EXERCISE TASK | Set the listing down again in full, word for word, with the pictures left out.

Saved entries:
··········

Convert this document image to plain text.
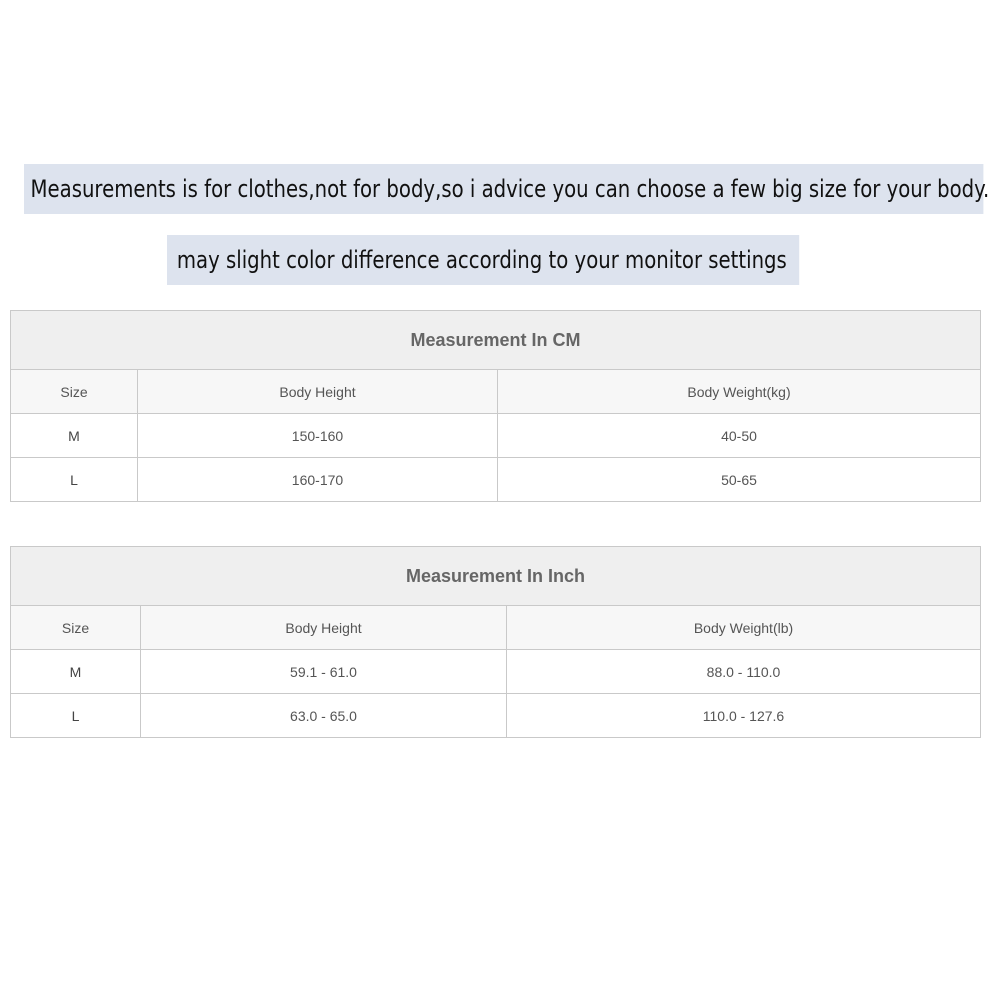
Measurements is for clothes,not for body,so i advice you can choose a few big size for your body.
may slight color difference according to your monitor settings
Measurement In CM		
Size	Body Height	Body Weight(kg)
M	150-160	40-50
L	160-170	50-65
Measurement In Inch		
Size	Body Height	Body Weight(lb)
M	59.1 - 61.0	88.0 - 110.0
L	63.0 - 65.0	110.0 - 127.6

··········

WRITTEN ANSWER |
Convert this document image to plain text.
Measurements is for clothes,not for body,so i advice you can choose a few big size for your body.
may slight color difference according to your monitor settings
Measurement In CM		
Size	Body Height	Body Weight(kg)
M	150-160	40-50
L	160-170	50-65
Measurement In Inch		
Size	Body Height	Body Weight(lb)
M	59.1 - 61.0	88.0 - 110.0
L	63.0 - 65.0	110.0 - 127.6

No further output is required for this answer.